- Materials provided -
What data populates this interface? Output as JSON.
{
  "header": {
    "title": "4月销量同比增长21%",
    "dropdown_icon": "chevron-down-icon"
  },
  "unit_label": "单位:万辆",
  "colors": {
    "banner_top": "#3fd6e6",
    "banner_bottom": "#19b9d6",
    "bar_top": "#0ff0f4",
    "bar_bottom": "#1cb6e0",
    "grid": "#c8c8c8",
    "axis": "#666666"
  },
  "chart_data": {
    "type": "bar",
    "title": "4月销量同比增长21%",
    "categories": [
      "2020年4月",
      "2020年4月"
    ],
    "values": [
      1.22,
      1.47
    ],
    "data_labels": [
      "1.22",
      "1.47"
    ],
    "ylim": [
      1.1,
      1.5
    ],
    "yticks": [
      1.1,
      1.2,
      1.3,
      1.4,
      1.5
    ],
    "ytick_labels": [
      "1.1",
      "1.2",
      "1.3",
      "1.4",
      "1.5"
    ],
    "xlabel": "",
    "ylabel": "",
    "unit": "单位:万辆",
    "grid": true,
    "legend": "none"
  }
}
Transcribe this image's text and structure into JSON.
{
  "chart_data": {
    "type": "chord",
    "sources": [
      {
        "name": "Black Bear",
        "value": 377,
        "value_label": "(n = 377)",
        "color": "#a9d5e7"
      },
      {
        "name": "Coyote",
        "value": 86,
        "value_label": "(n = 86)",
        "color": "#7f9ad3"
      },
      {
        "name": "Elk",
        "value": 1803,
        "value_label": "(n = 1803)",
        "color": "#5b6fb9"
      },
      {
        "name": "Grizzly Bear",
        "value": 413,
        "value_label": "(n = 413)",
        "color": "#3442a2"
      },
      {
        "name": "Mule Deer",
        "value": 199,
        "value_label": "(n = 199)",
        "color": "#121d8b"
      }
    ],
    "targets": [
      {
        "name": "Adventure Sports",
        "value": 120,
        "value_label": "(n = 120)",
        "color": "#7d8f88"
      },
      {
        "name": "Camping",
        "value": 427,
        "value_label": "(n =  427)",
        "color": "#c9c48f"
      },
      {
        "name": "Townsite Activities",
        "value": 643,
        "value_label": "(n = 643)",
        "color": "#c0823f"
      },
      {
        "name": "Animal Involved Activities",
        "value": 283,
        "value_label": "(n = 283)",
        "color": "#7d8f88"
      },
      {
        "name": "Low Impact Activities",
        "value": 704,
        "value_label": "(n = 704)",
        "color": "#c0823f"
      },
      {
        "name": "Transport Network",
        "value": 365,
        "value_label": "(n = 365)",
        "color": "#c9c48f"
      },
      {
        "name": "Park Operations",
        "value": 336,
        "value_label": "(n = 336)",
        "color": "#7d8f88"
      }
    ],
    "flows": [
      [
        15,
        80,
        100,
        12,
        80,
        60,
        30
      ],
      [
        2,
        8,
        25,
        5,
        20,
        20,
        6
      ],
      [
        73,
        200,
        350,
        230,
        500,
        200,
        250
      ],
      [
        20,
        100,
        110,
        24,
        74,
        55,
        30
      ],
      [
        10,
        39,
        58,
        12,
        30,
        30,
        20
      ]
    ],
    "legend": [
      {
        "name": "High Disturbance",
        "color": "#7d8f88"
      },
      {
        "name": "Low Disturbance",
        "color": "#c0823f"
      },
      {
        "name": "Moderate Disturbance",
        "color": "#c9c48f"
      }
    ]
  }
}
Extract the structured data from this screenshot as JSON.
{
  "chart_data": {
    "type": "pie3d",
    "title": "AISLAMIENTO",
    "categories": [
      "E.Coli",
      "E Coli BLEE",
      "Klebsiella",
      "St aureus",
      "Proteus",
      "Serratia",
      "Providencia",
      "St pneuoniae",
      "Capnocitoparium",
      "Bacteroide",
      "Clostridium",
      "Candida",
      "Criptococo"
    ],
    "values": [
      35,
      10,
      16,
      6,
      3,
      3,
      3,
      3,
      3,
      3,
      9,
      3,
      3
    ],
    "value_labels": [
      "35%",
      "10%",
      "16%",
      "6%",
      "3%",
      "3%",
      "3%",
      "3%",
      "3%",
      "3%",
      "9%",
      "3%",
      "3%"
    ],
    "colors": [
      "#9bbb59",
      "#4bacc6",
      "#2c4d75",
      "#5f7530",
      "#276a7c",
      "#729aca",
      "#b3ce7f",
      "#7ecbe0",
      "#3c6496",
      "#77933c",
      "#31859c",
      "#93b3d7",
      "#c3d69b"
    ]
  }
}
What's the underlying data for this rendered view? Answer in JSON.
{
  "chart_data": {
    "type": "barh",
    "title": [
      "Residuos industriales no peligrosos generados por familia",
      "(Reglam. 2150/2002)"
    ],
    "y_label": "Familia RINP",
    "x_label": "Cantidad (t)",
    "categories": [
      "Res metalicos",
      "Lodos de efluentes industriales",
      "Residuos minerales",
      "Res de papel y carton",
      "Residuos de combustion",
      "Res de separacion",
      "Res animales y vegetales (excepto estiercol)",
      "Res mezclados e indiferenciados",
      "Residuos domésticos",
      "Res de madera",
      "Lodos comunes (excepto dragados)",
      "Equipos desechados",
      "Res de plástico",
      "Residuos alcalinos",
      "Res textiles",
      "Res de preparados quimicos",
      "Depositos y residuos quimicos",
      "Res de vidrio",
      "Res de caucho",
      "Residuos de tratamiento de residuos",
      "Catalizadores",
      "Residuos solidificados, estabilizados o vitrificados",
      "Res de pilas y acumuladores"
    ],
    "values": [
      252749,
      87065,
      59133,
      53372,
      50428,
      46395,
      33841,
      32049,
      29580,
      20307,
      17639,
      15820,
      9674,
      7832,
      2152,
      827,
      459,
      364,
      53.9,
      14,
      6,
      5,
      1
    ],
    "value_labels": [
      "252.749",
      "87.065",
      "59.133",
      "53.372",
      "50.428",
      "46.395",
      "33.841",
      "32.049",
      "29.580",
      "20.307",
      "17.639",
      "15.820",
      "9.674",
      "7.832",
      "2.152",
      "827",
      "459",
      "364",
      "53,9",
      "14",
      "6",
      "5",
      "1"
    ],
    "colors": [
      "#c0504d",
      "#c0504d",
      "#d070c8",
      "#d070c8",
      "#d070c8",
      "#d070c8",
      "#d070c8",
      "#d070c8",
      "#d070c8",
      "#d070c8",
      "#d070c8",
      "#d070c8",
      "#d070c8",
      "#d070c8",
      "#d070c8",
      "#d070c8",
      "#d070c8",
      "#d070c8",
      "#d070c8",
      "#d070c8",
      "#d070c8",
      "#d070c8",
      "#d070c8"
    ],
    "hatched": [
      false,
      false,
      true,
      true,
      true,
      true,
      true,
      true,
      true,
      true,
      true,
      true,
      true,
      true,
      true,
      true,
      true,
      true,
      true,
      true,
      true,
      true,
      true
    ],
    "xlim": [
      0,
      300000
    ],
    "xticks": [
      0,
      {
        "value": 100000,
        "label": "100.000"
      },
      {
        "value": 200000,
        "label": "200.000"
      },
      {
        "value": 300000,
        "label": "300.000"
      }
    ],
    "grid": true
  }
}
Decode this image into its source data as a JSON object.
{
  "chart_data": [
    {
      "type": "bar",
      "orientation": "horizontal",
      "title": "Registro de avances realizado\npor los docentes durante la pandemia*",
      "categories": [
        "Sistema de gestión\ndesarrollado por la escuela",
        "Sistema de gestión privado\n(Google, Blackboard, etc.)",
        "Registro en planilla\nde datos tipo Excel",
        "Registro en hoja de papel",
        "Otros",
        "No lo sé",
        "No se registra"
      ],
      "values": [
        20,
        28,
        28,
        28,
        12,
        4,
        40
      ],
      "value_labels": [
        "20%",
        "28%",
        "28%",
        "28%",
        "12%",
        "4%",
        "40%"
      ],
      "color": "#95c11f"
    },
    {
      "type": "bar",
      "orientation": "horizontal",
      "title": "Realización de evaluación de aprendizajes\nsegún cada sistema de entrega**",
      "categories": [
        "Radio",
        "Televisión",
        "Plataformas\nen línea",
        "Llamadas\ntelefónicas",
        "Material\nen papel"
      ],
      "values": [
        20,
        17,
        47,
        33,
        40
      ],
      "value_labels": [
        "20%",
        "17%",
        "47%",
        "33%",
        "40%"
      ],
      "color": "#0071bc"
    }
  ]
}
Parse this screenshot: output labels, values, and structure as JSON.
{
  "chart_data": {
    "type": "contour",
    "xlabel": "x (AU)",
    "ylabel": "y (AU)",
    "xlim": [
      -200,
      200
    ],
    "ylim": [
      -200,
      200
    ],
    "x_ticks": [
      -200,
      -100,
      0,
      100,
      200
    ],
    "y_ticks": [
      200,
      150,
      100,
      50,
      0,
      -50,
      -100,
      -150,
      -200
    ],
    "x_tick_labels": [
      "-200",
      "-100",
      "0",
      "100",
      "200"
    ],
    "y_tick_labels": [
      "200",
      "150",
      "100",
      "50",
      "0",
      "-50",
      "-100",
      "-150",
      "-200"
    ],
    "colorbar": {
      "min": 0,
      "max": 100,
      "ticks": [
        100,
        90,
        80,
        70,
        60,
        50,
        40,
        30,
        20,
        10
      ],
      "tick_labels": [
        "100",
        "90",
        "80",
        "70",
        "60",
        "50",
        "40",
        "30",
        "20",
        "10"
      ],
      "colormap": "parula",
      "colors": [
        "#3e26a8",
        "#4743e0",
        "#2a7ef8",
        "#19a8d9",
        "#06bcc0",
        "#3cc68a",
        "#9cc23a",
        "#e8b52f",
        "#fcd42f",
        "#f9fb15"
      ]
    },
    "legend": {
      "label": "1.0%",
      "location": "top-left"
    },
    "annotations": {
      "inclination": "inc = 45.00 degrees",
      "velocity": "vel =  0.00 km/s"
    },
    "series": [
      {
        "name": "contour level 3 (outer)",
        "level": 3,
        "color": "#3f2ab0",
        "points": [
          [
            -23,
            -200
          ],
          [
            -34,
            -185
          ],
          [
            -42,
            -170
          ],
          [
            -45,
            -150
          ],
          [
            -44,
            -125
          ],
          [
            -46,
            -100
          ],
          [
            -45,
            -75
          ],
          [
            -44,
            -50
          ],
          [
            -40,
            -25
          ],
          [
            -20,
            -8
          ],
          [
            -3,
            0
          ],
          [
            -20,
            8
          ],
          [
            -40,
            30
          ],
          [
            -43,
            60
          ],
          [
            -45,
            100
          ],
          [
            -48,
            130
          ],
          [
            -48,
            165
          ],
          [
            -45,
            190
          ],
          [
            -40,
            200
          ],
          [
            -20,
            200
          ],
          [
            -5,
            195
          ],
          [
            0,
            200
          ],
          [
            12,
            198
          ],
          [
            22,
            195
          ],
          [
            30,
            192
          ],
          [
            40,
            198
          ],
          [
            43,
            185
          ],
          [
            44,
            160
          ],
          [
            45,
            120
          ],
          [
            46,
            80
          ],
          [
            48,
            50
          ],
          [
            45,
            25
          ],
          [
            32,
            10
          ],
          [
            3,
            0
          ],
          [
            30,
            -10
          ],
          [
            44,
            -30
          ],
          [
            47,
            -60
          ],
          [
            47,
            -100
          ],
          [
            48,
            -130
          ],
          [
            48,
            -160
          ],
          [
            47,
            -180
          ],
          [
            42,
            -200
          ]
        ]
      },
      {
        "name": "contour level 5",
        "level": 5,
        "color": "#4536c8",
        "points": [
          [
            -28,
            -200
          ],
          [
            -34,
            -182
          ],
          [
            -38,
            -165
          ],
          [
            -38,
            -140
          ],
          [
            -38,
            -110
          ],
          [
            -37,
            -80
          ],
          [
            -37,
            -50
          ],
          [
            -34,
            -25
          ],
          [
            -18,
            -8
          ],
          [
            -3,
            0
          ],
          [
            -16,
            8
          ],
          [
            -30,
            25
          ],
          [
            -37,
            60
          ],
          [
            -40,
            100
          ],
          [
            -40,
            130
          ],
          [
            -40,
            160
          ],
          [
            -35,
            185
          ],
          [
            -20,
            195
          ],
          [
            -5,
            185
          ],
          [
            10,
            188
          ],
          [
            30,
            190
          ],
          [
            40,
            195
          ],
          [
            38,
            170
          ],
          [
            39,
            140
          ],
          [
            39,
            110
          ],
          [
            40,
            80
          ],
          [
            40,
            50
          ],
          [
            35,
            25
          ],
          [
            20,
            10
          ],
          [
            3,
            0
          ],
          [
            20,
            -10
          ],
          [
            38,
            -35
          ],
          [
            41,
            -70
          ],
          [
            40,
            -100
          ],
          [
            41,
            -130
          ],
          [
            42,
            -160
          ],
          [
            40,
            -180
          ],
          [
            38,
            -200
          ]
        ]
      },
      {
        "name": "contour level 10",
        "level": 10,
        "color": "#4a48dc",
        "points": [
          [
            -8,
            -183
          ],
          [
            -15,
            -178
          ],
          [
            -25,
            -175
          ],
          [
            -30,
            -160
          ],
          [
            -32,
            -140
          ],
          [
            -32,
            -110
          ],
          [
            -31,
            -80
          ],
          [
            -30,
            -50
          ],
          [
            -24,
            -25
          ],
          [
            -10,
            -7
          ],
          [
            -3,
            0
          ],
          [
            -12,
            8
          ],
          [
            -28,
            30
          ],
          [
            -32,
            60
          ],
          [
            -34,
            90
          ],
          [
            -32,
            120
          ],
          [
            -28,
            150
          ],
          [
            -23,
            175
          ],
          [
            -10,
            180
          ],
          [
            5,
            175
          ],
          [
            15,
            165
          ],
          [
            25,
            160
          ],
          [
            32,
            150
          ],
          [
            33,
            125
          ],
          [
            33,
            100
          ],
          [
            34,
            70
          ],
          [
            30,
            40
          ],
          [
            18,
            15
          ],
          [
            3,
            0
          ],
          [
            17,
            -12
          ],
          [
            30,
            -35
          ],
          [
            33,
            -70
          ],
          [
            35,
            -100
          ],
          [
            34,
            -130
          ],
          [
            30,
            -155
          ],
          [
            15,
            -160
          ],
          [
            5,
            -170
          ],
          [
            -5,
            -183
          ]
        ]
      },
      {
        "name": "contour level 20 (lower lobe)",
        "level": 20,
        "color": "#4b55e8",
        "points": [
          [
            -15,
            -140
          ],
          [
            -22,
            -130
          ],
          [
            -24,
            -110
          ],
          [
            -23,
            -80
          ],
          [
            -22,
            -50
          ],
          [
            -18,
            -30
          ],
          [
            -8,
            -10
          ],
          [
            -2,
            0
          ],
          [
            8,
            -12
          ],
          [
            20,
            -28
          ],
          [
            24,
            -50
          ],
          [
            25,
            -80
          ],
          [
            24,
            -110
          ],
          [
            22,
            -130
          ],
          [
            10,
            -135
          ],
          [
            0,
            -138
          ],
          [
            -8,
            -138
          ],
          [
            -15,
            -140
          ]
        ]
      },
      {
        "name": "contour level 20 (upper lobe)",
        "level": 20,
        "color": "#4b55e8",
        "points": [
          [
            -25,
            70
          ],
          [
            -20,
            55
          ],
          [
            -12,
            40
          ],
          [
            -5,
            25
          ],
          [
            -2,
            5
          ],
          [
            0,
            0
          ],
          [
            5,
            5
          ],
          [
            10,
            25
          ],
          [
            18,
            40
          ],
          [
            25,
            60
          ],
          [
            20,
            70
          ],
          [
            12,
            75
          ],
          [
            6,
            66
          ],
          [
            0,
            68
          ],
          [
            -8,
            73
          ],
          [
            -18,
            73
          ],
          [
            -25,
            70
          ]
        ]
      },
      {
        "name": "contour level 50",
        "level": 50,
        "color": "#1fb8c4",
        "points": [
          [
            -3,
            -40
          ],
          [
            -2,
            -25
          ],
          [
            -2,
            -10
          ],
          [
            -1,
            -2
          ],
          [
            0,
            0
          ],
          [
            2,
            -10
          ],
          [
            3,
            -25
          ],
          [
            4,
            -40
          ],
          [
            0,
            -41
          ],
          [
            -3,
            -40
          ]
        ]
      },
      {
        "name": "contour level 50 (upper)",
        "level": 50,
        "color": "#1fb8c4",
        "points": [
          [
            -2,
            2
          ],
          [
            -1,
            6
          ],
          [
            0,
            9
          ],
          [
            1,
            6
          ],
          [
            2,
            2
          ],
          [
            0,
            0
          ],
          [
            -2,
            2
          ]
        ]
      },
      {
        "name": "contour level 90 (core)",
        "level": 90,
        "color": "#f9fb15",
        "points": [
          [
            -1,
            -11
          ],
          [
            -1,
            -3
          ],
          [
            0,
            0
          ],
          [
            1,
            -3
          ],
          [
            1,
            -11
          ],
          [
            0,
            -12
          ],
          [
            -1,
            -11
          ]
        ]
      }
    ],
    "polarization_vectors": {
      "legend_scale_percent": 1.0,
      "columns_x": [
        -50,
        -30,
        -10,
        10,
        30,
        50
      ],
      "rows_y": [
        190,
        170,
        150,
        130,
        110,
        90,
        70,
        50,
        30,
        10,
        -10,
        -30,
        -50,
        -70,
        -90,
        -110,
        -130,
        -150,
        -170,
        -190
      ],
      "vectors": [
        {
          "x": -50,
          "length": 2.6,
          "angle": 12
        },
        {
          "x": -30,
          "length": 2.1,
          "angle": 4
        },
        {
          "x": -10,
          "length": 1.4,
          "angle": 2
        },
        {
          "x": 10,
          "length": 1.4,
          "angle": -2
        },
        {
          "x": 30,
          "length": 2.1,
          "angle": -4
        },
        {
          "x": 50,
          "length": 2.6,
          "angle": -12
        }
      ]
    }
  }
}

- Required work -
From the listing above, return each line with the word "upper".

- Output -
        "name": "contour level 20 (upper lobe)",
        "name": "contour level 50 (upper)",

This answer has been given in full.